**Problem**.
Which lines contain the string "measurement"? Please list every one of them.

**Supplied data**.
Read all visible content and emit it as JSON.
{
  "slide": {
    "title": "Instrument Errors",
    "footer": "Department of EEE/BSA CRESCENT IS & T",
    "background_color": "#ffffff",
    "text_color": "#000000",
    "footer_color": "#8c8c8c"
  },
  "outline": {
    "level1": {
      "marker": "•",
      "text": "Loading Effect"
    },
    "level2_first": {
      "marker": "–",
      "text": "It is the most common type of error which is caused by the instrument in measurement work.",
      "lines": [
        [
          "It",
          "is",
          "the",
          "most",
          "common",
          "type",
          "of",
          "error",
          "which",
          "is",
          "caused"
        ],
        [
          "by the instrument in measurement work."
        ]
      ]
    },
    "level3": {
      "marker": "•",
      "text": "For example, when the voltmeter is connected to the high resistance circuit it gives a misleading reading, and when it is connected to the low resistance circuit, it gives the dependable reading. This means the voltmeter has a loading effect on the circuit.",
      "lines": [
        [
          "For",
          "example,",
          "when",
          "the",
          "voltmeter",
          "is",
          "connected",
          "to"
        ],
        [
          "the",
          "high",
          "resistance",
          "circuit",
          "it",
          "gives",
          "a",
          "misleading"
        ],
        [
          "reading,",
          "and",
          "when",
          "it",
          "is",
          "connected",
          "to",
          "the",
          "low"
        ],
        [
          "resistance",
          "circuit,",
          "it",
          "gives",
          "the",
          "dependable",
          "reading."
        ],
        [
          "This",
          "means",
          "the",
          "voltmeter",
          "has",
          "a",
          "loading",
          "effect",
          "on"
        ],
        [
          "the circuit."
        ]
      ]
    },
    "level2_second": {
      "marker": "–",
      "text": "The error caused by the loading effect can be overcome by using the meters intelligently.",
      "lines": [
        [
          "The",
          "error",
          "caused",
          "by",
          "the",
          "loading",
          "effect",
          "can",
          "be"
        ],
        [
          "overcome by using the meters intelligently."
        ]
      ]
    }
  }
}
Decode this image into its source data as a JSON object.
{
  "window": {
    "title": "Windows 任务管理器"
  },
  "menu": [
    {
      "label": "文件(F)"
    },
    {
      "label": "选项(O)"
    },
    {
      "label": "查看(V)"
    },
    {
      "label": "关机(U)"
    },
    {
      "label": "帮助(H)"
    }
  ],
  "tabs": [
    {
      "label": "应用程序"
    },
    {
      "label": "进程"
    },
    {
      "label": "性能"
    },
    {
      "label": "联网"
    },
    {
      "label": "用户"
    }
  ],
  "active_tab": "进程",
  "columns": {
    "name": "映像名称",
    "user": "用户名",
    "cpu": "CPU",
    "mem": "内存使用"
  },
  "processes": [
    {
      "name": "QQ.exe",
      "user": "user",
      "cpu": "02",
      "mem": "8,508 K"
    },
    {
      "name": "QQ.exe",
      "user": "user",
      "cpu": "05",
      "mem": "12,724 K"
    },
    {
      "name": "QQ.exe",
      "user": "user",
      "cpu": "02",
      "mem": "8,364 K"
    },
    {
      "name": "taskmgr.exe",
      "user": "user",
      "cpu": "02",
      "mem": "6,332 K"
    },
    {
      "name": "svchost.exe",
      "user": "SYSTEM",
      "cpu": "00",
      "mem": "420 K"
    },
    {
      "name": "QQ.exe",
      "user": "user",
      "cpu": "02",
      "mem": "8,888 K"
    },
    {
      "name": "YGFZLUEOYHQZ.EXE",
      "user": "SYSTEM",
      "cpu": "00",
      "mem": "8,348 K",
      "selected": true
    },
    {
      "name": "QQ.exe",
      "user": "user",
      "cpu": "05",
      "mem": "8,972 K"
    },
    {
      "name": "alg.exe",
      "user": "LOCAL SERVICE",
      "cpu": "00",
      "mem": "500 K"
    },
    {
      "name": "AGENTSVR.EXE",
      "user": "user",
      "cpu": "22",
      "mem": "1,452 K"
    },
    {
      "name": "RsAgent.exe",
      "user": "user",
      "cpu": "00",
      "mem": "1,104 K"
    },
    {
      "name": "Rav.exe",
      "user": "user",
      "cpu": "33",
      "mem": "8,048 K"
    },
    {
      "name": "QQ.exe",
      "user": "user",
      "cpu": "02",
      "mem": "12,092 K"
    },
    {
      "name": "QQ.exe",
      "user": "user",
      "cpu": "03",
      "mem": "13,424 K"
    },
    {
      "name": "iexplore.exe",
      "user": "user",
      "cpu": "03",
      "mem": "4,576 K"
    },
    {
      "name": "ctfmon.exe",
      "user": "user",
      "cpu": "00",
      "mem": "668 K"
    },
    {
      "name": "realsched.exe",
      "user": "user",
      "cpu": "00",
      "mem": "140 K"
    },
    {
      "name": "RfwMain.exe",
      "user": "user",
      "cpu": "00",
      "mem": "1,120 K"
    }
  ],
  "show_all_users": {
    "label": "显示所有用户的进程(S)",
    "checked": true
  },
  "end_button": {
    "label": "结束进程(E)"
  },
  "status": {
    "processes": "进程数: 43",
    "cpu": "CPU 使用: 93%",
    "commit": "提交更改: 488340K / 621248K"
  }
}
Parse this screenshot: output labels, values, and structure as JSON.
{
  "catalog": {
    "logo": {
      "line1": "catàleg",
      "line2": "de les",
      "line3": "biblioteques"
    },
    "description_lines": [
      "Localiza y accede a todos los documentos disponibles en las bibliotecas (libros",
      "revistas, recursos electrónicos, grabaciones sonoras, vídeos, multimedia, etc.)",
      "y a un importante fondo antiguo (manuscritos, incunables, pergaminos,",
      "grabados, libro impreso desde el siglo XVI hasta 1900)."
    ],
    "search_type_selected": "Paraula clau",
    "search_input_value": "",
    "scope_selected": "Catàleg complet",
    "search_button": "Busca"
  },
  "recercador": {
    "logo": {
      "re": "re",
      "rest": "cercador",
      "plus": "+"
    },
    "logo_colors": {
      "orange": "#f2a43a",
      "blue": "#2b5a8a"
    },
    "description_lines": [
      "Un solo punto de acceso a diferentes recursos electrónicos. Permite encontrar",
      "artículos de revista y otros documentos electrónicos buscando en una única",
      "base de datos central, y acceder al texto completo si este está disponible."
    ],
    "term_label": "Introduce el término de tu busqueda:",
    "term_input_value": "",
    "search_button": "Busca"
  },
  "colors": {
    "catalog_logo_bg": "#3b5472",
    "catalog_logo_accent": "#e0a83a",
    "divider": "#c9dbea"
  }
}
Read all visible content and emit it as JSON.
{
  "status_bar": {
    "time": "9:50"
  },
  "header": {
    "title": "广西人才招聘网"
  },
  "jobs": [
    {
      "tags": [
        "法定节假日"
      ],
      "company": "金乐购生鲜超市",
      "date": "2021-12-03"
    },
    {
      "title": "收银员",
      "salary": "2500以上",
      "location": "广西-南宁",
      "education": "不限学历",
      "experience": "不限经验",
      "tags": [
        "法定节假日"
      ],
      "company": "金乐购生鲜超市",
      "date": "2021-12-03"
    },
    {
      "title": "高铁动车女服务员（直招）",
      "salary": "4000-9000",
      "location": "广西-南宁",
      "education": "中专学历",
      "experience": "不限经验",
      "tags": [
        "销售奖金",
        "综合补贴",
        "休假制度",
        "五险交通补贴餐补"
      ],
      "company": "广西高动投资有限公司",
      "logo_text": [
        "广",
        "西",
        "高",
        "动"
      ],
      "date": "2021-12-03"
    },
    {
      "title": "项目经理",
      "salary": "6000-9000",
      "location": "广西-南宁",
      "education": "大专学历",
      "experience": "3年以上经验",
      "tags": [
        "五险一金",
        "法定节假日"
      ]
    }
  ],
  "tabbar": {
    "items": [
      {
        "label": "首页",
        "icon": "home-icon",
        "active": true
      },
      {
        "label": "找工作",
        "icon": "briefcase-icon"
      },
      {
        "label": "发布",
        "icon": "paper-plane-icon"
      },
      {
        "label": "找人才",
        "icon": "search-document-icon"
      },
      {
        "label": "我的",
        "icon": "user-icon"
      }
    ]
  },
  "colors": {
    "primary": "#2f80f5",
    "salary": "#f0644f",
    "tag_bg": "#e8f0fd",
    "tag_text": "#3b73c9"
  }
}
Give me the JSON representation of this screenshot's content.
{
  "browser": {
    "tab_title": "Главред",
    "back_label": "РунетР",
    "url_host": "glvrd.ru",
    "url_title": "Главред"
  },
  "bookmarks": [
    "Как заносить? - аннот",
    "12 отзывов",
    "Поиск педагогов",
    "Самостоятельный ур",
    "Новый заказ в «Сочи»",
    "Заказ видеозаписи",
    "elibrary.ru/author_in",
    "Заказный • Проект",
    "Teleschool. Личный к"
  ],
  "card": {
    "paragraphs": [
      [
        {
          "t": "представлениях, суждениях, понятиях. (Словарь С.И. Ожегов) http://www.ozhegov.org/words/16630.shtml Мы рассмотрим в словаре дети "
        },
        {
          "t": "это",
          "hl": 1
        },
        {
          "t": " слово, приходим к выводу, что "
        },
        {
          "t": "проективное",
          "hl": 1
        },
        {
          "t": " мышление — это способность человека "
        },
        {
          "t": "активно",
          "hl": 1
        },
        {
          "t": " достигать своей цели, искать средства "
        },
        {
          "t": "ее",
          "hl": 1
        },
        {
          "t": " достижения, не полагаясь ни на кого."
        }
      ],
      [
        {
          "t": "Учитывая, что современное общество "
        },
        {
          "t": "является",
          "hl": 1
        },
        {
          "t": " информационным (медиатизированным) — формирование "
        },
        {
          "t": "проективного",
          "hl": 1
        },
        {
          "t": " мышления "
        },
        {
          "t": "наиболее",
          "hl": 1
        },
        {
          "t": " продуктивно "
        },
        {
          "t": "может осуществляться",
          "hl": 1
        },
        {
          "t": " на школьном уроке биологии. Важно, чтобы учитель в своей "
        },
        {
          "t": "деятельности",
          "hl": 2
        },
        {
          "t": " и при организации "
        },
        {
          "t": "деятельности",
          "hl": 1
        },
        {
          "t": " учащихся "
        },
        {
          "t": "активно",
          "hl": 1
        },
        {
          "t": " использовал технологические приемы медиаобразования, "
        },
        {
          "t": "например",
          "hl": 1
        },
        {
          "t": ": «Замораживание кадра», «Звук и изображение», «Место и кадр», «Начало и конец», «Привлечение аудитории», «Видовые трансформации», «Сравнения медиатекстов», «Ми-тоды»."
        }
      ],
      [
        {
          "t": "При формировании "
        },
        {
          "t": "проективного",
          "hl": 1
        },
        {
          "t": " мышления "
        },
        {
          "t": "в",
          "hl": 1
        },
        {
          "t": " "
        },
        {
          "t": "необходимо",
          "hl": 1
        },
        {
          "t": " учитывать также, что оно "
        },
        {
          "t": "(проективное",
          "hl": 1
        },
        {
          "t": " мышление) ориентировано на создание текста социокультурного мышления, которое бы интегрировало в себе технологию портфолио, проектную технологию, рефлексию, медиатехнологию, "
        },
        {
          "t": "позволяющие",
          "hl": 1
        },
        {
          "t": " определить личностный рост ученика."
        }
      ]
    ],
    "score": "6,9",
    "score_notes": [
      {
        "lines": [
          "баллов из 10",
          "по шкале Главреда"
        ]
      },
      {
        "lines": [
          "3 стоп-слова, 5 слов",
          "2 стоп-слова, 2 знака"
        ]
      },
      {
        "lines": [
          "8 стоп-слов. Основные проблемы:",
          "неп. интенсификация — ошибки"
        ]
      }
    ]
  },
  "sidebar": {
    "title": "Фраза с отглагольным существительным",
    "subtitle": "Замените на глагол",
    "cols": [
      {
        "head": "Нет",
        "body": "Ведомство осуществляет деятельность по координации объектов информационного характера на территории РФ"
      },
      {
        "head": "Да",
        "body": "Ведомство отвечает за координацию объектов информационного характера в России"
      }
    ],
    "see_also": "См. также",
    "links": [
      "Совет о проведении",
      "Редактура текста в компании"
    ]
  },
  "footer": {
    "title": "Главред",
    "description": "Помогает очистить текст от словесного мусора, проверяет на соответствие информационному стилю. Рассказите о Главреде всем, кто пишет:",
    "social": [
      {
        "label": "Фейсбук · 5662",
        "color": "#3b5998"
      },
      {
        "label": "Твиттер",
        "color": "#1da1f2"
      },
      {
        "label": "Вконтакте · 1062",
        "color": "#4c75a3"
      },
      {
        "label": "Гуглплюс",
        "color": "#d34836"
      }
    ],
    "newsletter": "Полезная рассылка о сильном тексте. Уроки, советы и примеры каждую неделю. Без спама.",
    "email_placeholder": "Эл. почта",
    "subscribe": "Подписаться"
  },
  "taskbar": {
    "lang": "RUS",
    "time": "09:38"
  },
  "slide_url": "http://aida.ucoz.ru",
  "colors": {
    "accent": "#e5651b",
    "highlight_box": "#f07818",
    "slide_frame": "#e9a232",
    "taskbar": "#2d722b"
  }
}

**Answer to this exercise**.
      "text": "It is the most common type of error which is caused by the instrument in measurement work.",
          "by the instrument in measurement work."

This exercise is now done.